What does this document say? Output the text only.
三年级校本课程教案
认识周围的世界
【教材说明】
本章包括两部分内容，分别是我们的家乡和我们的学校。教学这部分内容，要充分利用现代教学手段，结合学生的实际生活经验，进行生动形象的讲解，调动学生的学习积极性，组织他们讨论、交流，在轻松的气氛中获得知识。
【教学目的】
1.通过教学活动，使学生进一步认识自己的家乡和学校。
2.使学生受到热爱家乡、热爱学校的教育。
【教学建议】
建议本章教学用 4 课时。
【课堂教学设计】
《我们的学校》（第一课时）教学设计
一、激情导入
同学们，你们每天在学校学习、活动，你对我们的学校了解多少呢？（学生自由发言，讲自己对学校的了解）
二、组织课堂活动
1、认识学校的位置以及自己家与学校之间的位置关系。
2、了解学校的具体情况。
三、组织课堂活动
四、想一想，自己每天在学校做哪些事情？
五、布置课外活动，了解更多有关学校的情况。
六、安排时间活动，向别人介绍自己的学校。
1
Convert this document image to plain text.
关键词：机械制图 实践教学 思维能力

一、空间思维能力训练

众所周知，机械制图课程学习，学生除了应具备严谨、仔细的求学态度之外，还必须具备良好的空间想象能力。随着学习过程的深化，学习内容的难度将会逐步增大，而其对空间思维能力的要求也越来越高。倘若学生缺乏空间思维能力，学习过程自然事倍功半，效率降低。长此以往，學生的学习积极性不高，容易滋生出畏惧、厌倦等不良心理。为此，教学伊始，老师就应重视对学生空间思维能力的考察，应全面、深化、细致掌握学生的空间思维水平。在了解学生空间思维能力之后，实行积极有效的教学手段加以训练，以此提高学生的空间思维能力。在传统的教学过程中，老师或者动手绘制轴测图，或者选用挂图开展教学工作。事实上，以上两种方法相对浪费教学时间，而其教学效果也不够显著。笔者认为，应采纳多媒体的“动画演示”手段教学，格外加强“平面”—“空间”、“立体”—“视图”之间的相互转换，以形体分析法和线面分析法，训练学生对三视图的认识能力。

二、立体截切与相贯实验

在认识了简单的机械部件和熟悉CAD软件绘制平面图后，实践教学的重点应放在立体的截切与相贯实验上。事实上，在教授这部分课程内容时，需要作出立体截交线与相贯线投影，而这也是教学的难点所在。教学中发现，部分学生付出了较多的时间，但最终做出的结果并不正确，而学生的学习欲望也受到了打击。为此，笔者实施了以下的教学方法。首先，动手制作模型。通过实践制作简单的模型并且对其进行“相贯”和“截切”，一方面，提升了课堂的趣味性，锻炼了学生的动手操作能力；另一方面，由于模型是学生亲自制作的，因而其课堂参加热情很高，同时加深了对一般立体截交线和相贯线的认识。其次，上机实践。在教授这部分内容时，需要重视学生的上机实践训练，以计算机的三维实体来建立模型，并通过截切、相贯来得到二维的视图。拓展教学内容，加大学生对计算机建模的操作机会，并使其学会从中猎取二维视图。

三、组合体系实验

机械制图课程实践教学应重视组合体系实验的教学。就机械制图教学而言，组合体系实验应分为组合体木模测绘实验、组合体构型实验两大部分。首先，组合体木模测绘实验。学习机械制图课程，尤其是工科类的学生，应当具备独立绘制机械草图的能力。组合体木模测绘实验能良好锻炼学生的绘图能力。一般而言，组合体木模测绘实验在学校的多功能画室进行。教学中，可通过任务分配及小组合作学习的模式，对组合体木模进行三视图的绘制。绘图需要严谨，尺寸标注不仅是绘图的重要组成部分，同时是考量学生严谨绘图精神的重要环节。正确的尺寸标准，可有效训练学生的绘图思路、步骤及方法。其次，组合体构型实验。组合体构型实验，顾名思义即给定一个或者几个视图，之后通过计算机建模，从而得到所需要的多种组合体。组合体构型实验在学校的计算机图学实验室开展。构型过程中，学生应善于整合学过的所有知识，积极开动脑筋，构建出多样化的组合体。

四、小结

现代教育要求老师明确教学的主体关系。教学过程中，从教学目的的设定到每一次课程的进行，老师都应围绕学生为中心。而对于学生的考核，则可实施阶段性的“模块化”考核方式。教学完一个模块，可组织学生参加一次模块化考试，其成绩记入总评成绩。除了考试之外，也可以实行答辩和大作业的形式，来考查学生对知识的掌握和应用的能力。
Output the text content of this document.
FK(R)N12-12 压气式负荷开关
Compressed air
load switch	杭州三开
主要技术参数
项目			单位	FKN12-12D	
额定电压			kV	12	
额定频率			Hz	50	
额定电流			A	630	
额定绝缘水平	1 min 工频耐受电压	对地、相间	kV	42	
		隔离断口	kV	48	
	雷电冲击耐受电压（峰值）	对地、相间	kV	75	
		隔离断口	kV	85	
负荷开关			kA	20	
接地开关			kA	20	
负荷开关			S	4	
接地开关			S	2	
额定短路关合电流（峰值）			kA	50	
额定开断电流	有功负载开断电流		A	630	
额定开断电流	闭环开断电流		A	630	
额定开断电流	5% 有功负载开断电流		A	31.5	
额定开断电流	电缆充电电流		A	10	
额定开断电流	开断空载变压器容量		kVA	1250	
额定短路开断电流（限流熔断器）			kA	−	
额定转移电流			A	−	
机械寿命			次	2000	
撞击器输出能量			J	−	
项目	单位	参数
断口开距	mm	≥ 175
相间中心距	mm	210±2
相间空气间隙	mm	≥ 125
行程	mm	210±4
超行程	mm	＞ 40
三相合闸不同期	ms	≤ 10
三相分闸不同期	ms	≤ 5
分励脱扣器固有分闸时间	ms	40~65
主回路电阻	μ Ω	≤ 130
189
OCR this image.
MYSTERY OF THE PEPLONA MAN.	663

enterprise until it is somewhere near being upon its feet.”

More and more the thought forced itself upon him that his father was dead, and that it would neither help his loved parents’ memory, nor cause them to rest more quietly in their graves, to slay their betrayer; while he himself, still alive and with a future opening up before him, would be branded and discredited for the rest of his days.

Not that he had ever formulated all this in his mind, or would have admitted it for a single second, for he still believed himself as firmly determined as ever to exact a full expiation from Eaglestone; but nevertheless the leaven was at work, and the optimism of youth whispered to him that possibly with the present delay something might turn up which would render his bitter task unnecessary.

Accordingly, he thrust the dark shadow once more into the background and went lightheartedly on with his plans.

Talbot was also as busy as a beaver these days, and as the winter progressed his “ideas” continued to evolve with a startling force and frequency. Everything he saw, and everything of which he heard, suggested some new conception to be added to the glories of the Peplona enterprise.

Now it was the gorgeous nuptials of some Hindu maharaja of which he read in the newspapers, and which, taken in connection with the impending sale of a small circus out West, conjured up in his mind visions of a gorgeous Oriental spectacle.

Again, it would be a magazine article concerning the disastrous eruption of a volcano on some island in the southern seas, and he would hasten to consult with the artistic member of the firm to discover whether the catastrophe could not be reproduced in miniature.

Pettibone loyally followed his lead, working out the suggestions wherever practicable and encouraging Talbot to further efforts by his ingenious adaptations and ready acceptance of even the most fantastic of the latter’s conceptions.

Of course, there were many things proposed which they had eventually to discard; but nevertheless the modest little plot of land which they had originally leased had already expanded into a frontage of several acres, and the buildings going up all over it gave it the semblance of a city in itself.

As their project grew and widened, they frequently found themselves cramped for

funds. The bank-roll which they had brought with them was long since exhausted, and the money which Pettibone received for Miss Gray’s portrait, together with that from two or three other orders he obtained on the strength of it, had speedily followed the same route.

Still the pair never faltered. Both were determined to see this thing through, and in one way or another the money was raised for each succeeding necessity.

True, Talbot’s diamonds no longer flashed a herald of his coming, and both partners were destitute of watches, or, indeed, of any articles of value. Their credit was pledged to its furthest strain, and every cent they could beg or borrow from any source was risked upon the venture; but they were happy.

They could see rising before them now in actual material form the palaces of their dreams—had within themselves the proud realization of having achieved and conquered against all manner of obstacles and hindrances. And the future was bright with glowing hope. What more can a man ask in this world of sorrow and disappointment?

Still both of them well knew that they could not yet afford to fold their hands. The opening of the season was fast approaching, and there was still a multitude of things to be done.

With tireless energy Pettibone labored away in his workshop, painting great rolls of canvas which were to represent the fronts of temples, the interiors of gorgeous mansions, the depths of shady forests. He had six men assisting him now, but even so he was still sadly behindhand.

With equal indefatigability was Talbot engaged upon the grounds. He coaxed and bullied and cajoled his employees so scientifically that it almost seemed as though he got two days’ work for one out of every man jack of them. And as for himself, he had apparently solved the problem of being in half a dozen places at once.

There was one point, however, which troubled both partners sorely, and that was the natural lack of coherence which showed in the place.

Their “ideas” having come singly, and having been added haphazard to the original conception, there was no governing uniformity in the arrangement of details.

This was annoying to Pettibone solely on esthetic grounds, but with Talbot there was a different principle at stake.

- - - - - - -

* [Aim]
Find all the lines containing "Output" in the material, then copy them.

* [Result]
What does this document say? Output the text only.
Output the text content of this document.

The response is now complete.